*RAW RECORDS*.
┌──
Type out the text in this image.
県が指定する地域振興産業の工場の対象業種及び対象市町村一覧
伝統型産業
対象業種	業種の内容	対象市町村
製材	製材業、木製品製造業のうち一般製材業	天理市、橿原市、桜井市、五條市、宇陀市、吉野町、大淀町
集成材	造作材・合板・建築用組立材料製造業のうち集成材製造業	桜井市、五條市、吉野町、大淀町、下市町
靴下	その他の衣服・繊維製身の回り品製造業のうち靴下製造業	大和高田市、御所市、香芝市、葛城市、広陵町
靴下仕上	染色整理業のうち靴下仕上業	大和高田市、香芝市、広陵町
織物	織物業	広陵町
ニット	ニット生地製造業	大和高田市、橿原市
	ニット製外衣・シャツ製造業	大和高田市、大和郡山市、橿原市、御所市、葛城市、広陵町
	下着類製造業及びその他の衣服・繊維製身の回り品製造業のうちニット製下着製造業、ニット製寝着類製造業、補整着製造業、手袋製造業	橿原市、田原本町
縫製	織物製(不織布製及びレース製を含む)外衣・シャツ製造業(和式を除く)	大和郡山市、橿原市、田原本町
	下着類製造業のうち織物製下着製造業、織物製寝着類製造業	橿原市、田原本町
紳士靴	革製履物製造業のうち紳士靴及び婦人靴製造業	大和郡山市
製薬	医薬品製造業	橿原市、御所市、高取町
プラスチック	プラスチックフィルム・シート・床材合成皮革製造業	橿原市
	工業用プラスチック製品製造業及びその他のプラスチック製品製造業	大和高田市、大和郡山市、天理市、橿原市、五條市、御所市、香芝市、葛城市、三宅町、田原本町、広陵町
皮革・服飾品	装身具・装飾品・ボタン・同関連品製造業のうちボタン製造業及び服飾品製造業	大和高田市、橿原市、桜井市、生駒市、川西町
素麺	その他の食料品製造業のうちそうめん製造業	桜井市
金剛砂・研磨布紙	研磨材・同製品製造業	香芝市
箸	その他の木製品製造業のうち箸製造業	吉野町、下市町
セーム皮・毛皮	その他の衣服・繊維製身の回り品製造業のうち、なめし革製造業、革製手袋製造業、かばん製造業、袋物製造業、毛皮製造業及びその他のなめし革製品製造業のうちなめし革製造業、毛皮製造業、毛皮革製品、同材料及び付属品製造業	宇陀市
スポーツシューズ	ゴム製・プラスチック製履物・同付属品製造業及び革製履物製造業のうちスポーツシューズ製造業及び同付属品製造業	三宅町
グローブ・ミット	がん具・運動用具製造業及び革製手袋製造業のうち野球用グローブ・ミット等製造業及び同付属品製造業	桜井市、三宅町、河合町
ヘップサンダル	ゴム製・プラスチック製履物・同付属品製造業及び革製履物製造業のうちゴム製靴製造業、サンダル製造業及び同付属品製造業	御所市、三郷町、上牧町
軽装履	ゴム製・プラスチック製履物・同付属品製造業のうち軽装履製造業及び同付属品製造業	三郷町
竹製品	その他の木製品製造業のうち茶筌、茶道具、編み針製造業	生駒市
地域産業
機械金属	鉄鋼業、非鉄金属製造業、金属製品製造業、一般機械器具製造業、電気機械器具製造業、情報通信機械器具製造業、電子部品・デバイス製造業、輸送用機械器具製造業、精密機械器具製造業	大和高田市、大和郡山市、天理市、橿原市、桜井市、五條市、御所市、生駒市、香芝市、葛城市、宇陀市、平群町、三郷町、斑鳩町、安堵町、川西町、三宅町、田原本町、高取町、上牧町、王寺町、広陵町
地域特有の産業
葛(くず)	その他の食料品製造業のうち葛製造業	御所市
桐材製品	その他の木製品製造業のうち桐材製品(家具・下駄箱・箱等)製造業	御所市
└──
*SHORT PROBLEM*. Only the number should be given: how many lines of the data contain the word "大和郡山市"?

*THE REPLY*. 5